TO DO: Write down each entry again, exactly as it reads.

RECORDS PROVIDED:

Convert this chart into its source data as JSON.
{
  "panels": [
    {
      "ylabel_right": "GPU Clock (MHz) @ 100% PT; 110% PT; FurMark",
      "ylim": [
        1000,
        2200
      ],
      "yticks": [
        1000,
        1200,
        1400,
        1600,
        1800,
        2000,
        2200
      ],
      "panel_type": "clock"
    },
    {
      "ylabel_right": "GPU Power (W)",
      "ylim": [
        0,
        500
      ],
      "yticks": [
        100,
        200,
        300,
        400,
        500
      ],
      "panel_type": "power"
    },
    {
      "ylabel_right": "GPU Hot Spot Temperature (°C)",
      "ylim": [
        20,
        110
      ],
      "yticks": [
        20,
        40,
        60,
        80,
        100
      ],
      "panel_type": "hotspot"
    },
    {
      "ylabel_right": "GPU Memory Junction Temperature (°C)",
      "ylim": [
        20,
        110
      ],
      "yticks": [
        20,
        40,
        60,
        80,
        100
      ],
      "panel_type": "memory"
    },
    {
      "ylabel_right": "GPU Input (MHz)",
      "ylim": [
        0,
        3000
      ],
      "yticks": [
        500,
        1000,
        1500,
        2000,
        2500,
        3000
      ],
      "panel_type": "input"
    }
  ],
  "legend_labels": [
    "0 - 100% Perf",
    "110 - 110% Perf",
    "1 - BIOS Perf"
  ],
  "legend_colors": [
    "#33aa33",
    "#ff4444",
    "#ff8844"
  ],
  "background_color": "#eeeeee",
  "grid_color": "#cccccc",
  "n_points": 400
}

RESULT:
Convert this chart into its source data as JSON.
{
  "panels": [
    {
      "ylabel_right": "GPU Clock (MHz) @ 100% PT; 110% PT; FurMark",
      "ylim": [
        1000,
        2200
      ],
      "yticks": [
        1000,
        1200,
        1400,
        1600,
        1800,
        2000,
        2200
      ],
      "panel_type": "clock"
    },
    {
      "ylabel_right": "GPU Power (W)",
      "ylim": [
        0,
        500
      ],
      "yticks": [
        100,
        200,
        300,
        400,
        500
      ],
      "panel_type": "power"
    },
    {
      "ylabel_right": "GPU Hot Spot Temperature (°C)",
      "ylim": [
        20,
        110
      ],
      "yticks": [
        20,
        40,
        60,
        80,
        100
      ],
      "panel_type": "hotspot"
    },
    {
      "ylabel_right": "GPU Memory Junction Temperature (°C)",
      "ylim": [
        20,
        110
      ],
      "yticks": [
        20,
        40,
        60,
        80,
        100
      ],
      "panel_type": "memory"
    },
    {
      "ylabel_right": "GPU Input (MHz)",
      "ylim": [
        0,
        3000
      ],
      "yticks": [
        500,
        1000,
        1500,
        2000,
        2500,
        3000
      ],
      "panel_type": "input"
    }
  ],
  "legend_labels": [
    "0 - 100% Perf",
    "110 - 110% Perf",
    "1 - BIOS Perf"
  ],
  "legend_colors": [
    "#33aa33",
    "#ff4444",
    "#ff8844"
  ],
  "background_color": "#eeeeee",
  "grid_color": "#cccccc",
  "n_points": 400
}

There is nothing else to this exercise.